• **Problem description**:
Take the line containing "Parse this screenshot: output" through the last line of the data and retype those lines exactly. Pictures do not belong in the copy.

----------------

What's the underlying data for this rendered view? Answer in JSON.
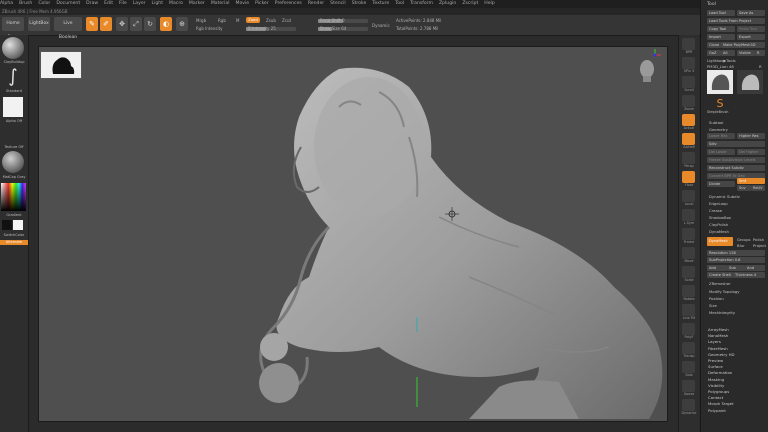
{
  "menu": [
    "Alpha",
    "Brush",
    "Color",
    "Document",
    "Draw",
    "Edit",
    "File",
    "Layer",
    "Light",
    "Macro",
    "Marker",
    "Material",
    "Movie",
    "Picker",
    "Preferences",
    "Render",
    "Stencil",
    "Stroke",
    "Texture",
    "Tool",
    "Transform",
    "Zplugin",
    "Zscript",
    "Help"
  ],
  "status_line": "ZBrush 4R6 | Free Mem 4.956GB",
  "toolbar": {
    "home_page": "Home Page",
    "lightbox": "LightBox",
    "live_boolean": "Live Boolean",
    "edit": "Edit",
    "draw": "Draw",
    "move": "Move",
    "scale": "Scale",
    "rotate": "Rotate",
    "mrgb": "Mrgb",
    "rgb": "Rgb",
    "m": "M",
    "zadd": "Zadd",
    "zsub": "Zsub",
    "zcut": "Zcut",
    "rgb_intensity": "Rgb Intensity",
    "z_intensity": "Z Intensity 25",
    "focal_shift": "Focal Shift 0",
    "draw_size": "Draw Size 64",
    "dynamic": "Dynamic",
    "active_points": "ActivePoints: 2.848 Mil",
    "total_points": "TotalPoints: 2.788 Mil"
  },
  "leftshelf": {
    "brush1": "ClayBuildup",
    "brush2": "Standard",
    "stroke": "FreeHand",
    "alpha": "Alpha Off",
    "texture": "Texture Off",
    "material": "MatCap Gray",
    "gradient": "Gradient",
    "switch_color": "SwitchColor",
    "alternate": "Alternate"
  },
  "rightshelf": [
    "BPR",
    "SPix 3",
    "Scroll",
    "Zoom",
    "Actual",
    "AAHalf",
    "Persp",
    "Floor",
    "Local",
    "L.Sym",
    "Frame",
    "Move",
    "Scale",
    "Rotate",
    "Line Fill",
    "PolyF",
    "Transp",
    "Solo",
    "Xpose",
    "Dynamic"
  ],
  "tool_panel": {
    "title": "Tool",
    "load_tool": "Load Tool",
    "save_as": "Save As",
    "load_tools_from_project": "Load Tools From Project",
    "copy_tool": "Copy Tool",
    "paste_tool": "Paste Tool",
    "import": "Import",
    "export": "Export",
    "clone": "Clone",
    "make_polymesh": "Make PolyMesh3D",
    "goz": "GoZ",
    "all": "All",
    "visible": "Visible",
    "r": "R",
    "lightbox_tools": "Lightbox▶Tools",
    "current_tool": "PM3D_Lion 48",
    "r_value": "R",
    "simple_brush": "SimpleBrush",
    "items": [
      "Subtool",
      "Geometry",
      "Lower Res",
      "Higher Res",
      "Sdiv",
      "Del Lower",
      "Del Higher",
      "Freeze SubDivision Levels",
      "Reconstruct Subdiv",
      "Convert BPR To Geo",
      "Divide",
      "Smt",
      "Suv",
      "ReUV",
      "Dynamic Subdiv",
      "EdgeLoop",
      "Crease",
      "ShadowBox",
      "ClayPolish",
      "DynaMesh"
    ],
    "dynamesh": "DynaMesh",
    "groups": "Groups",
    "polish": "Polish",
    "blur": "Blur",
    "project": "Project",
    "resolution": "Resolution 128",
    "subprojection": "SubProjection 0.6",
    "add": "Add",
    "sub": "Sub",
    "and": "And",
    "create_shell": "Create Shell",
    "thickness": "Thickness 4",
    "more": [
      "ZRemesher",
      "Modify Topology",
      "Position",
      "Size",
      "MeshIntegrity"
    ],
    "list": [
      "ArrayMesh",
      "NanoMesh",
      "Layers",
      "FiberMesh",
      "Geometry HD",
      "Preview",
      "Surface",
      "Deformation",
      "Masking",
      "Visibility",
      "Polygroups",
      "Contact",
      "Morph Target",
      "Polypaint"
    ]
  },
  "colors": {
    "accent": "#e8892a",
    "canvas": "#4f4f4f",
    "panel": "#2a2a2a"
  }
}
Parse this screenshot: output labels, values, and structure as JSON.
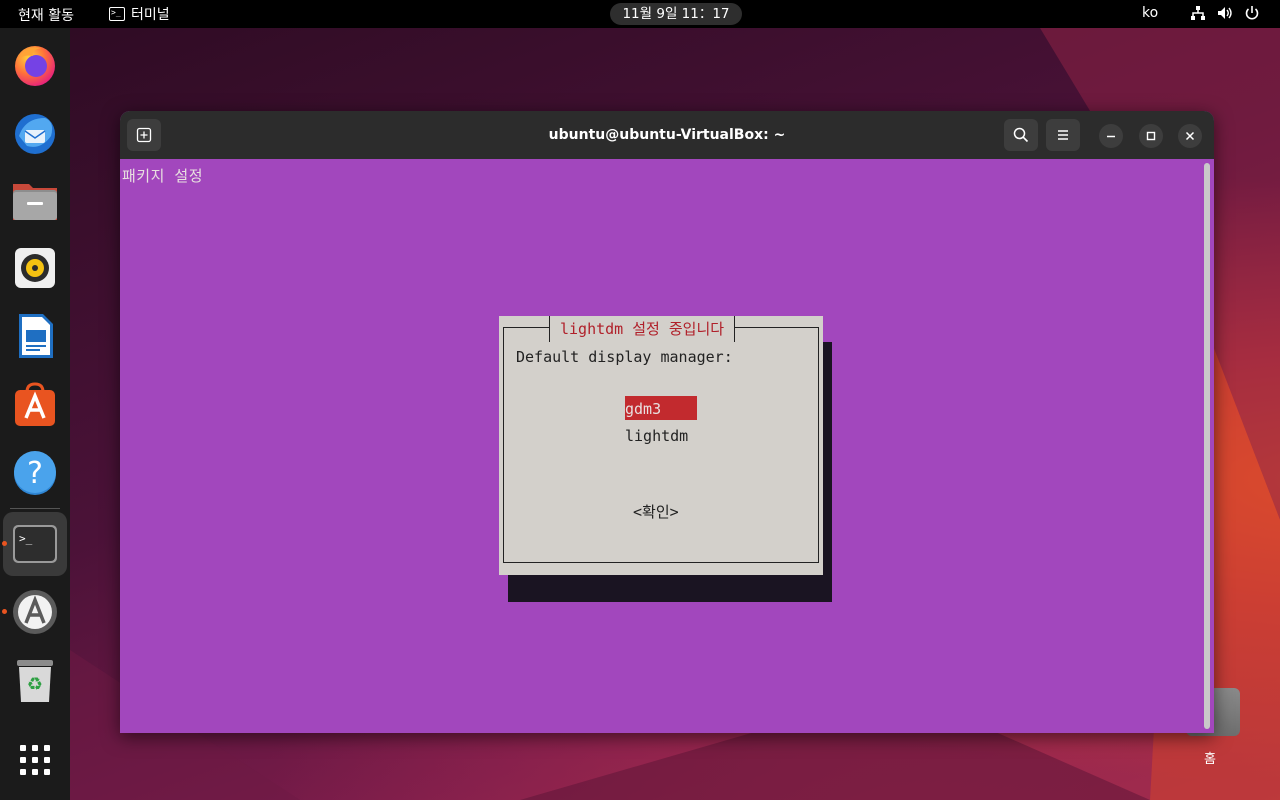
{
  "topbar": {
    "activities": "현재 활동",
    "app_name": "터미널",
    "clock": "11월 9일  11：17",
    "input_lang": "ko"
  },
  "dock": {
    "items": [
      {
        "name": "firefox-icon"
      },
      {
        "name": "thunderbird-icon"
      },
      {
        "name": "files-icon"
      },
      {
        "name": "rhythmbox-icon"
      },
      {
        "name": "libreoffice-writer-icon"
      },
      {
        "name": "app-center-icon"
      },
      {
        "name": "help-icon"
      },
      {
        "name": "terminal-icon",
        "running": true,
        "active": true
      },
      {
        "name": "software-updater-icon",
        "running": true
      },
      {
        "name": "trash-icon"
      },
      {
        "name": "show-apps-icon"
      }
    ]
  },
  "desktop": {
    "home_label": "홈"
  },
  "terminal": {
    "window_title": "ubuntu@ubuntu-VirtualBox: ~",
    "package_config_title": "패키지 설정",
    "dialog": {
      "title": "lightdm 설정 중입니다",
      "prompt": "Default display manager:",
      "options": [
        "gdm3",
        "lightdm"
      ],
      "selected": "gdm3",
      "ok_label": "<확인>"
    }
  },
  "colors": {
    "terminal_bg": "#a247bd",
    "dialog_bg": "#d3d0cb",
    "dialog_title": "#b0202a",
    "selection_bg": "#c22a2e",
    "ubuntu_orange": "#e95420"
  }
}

----------------

• **Finished answer**:
Parse this screenshot: output labels, values, and structure as JSON.
{
  "topbar": {
    "activities": "현재 활동",
    "app_name": "터미널",
    "clock": "11월 9일  11：17",
    "input_lang": "ko"
  },
  "dock": {
    "items": [
      {
        "name": "firefox-icon"
      },
      {
        "name": "thunderbird-icon"
      },
      {
        "name": "files-icon"
      },
      {
        "name": "rhythmbox-icon"
      },
      {
        "name": "libreoffice-writer-icon"
      },
      {
        "name": "app-center-icon"
      },
      {
        "name": "help-icon"
      },
      {
        "name": "terminal-icon",
        "running": true,
        "active": true
      },
      {
        "name": "software-updater-icon",
        "running": true
      },
      {
        "name": "trash-icon"
      },
      {
        "name": "show-apps-icon"
      }
    ]
  },
  "desktop": {
    "home_label": "홈"
  },
  "terminal": {
    "window_title": "ubuntu@ubuntu-VirtualBox: ~",
    "package_config_title": "패키지 설정",
    "dialog": {
      "title": "lightdm 설정 중입니다",
      "prompt": "Default display manager:",
      "options": [
        "gdm3",
        "lightdm"
      ],
      "selected": "gdm3",
      "ok_label": "<확인>"
    }
  },
  "colors": {
    "terminal_bg": "#a247bd",
    "dialog_bg": "#d3d0cb",
    "dialog_title": "#b0202a",
    "selection_bg": "#c22a2e",
    "ubuntu_orange": "#e95420"
  }
}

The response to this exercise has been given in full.